### Goal
Output all of the entries exactly as written.

### Extracted records
________
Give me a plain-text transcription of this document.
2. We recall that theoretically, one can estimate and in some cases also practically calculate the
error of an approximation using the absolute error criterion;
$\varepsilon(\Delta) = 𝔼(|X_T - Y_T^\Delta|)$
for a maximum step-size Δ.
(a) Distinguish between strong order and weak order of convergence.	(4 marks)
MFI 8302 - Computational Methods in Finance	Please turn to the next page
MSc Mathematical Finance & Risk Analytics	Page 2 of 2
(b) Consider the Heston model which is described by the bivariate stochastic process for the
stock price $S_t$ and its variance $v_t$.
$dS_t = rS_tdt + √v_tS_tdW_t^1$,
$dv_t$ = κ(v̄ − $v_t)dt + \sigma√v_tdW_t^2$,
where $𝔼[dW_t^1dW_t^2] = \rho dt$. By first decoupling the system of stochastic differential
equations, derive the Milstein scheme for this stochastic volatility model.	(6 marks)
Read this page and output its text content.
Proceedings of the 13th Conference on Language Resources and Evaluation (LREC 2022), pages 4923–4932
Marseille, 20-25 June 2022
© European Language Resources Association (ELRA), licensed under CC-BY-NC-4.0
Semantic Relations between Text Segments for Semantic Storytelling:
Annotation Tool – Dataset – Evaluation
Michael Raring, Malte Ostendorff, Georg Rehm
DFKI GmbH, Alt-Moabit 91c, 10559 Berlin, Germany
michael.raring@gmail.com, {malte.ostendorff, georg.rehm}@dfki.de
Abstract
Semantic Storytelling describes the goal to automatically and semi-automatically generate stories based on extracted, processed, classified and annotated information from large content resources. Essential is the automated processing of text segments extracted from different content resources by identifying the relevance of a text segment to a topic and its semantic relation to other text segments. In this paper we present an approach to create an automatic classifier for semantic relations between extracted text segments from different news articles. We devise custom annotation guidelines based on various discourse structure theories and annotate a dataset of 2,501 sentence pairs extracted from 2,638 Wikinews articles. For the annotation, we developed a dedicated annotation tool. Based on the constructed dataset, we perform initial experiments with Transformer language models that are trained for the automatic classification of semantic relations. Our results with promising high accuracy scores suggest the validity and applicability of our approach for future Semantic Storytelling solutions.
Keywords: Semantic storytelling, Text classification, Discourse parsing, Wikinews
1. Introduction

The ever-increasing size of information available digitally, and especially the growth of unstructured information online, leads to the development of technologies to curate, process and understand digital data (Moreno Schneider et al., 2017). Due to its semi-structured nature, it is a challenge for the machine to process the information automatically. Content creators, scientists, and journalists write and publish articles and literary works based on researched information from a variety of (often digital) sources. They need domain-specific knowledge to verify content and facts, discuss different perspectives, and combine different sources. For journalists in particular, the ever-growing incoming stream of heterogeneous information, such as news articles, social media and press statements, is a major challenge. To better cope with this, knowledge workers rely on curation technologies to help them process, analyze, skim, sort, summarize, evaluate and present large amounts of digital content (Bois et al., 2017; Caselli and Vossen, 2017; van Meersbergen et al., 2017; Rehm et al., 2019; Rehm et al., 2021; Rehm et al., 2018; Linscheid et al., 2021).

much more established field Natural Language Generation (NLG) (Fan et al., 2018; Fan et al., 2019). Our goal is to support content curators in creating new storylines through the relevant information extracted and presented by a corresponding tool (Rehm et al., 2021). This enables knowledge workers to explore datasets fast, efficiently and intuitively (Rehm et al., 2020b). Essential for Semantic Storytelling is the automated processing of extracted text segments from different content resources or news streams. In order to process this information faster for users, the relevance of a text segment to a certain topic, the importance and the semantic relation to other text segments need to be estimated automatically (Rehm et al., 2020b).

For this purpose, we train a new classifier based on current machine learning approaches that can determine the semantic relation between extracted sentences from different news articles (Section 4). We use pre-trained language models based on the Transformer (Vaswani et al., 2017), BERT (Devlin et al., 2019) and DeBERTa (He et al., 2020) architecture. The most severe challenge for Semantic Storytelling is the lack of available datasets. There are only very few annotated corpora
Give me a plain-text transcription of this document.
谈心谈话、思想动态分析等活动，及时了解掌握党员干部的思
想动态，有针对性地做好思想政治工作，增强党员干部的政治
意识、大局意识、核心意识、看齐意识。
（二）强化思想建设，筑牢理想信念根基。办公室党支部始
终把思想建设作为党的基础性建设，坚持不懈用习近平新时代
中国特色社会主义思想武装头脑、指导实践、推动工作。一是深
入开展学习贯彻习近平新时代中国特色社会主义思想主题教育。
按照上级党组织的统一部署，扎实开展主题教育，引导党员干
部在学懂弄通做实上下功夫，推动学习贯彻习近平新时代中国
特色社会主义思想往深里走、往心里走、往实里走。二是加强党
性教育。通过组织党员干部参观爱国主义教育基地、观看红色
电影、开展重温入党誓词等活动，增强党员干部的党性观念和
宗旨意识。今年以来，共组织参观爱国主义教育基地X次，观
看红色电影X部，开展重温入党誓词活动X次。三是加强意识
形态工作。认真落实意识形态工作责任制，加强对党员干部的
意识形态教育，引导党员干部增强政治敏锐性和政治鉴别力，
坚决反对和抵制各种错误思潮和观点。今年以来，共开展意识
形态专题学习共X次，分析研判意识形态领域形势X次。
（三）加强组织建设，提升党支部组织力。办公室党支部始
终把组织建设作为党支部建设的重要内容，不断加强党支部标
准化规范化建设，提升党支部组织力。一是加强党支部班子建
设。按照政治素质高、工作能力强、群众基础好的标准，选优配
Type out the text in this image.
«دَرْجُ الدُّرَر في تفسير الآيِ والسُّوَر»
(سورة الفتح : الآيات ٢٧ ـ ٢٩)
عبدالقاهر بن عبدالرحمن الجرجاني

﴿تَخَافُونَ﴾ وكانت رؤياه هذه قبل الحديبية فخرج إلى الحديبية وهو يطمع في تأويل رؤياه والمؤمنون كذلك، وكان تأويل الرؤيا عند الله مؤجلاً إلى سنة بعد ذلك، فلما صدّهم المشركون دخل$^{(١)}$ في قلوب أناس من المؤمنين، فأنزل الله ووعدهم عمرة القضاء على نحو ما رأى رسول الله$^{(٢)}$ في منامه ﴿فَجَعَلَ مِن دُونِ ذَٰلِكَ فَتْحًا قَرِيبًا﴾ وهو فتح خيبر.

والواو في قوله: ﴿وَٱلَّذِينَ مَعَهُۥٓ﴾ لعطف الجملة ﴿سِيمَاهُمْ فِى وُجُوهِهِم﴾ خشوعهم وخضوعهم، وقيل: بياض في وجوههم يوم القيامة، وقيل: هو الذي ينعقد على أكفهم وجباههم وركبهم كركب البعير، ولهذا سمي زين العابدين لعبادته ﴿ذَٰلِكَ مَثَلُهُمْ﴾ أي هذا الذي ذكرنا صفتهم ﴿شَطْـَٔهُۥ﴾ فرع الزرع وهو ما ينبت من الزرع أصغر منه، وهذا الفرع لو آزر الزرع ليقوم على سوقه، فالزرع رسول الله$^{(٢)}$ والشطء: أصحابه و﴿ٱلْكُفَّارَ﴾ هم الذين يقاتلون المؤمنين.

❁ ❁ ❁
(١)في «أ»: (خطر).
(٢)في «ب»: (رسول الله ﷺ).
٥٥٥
________
### The solution
Give me a plain-text transcription of this document.
2. We recall that theoretically, one can estimate and in some cases also practically calculate the
error of an approximation using the absolute error criterion;
$\varepsilon(\Delta) = 𝔼(|X_T - Y_T^\Delta|)$
for a maximum step-size Δ.
(a) Distinguish between strong order and weak order of convergence.	(4 marks)
MFI 8302 - Computational Methods in Finance	Please turn to the next page
MSc Mathematical Finance & Risk Analytics	Page 2 of 2
(b) Consider the Heston model which is described by the bivariate stochastic process for the
stock price $S_t$ and its variance $v_t$.
$dS_t = rS_tdt + √v_tS_tdW_t^1$,
$dv_t$ = κ(v̄ − $v_t)dt + \sigma√v_tdW_t^2$,
where $𝔼[dW_t^1dW_t^2] = \rho dt$. By first decoupling the system of stochastic differential
equations, derive the Milstein scheme for this stochastic volatility model.	(6 marks)
Read this page and output its text content.
Proceedings of the 13th Conference on Language Resources and Evaluation (LREC 2022), pages 4923–4932
Marseille, 20-25 June 2022
© European Language Resources Association (ELRA), licensed under CC-BY-NC-4.0
Semantic Relations between Text Segments for Semantic Storytelling:
Annotation Tool – Dataset – Evaluation
Michael Raring, Malte Ostendorff, Georg Rehm
DFKI GmbH, Alt-Moabit 91c, 10559 Berlin, Germany
michael.raring@gmail.com, {malte.ostendorff, georg.rehm}@dfki.de
Abstract
Semantic Storytelling describes the goal to automatically and semi-automatically generate stories based on extracted, processed, classified and annotated information from large content resources. Essential is the automated processing of text segments extracted from different content resources by identifying the relevance of a text segment to a topic and its semantic relation to other text segments. In this paper we present an approach to create an automatic classifier for semantic relations between extracted text segments from different news articles. We devise custom annotation guidelines based on various discourse structure theories and annotate a dataset of 2,501 sentence pairs extracted from 2,638 Wikinews articles. For the annotation, we developed a dedicated annotation tool. Based on the constructed dataset, we perform initial experiments with Transformer language models that are trained for the automatic classification of semantic relations. Our results with promising high accuracy scores suggest the validity and applicability of our approach for future Semantic Storytelling solutions.
Keywords: Semantic storytelling, Text classification, Discourse parsing, Wikinews
1. Introduction

The ever-increasing size of information available digitally, and especially the growth of unstructured information online, leads to the development of technologies to curate, process and understand digital data (Moreno Schneider et al., 2017). Due to its semi-structured nature, it is a challenge for the machine to process the information automatically. Content creators, scientists, and journalists write and publish articles and literary works based on researched information from a variety of (often digital) sources. They need domain-specific knowledge to verify content and facts, discuss different perspectives, and combine different sources. For journalists in particular, the ever-growing incoming stream of heterogeneous information, such as news articles, social media and press statements, is a major challenge. To better cope with this, knowledge workers rely on curation technologies to help them process, analyze, skim, sort, summarize, evaluate and present large amounts of digital content (Bois et al., 2017; Caselli and Vossen, 2017; van Meersbergen et al., 2017; Rehm et al., 2019; Rehm et al., 2021; Rehm et al., 2018; Linscheid et al., 2021).

much more established field Natural Language Generation (NLG) (Fan et al., 2018; Fan et al., 2019). Our goal is to support content curators in creating new storylines through the relevant information extracted and presented by a corresponding tool (Rehm et al., 2021). This enables knowledge workers to explore datasets fast, efficiently and intuitively (Rehm et al., 2020b). Essential for Semantic Storytelling is the automated processing of extracted text segments from different content resources or news streams. In order to process this information faster for users, the relevance of a text segment to a certain topic, the importance and the semantic relation to other text segments need to be estimated automatically (Rehm et al., 2020b).

For this purpose, we train a new classifier based on current machine learning approaches that can determine the semantic relation between extracted sentences from different news articles (Section 4). We use pre-trained language models based on the Transformer (Vaswani et al., 2017), BERT (Devlin et al., 2019) and DeBERTa (He et al., 2020) architecture. The most severe challenge for Semantic Storytelling is the lack of available datasets. There are only very few annotated corpora
Give me a plain-text transcription of this document.
谈心谈话、思想动态分析等活动，及时了解掌握党员干部的思
想动态，有针对性地做好思想政治工作，增强党员干部的政治
意识、大局意识、核心意识、看齐意识。
（二）强化思想建设，筑牢理想信念根基。办公室党支部始
终把思想建设作为党的基础性建设，坚持不懈用习近平新时代
中国特色社会主义思想武装头脑、指导实践、推动工作。一是深
入开展学习贯彻习近平新时代中国特色社会主义思想主题教育。
按照上级党组织的统一部署，扎实开展主题教育，引导党员干
部在学懂弄通做实上下功夫，推动学习贯彻习近平新时代中国
特色社会主义思想往深里走、往心里走、往实里走。二是加强党
性教育。通过组织党员干部参观爱国主义教育基地、观看红色
电影、开展重温入党誓词等活动，增强党员干部的党性观念和
宗旨意识。今年以来，共组织参观爱国主义教育基地X次，观
看红色电影X部，开展重温入党誓词活动X次。三是加强意识
形态工作。认真落实意识形态工作责任制，加强对党员干部的
意识形态教育，引导党员干部增强政治敏锐性和政治鉴别力，
坚决反对和抵制各种错误思潮和观点。今年以来，共开展意识
形态专题学习共X次，分析研判意识形态领域形势X次。
（三）加强组织建设，提升党支部组织力。办公室党支部始
终把组织建设作为党支部建设的重要内容，不断加强党支部标
准化规范化建设，提升党支部组织力。一是加强党支部班子建
设。按照政治素质高、工作能力强、群众基础好的标准，选优配
Type out the text in this image.
«دَرْجُ الدُّرَر في تفسير الآيِ والسُّوَر»
(سورة الفتح : الآيات ٢٧ ـ ٢٩)
عبدالقاهر بن عبدالرحمن الجرجاني

﴿تَخَافُونَ﴾ وكانت رؤياه هذه قبل الحديبية فخرج إلى الحديبية وهو يطمع في تأويل رؤياه والمؤمنون كذلك، وكان تأويل الرؤيا عند الله مؤجلاً إلى سنة بعد ذلك، فلما صدّهم المشركون دخل$^{(١)}$ في قلوب أناس من المؤمنين، فأنزل الله ووعدهم عمرة القضاء على نحو ما رأى رسول الله$^{(٢)}$ في منامه ﴿فَجَعَلَ مِن دُونِ ذَٰلِكَ فَتْحًا قَرِيبًا﴾ وهو فتح خيبر.

والواو في قوله: ﴿وَٱلَّذِينَ مَعَهُۥٓ﴾ لعطف الجملة ﴿سِيمَاهُمْ فِى وُجُوهِهِم﴾ خشوعهم وخضوعهم، وقيل: بياض في وجوههم يوم القيامة، وقيل: هو الذي ينعقد على أكفهم وجباههم وركبهم كركب البعير، ولهذا سمي زين العابدين لعبادته ﴿ذَٰلِكَ مَثَلُهُمْ﴾ أي هذا الذي ذكرنا صفتهم ﴿شَطْـَٔهُۥ﴾ فرع الزرع وهو ما ينبت من الزرع أصغر منه، وهذا الفرع لو آزر الزرع ليقوم على سوقه، فالزرع رسول الله$^{(٢)}$ والشطء: أصحابه و﴿ٱلْكُفَّارَ﴾ هم الذين يقاتلون المؤمنين.

❁ ❁ ❁
(١)في «أ»: (خطر).
(٢)في «ب»: (رسول الله ﷺ).
٥٥٥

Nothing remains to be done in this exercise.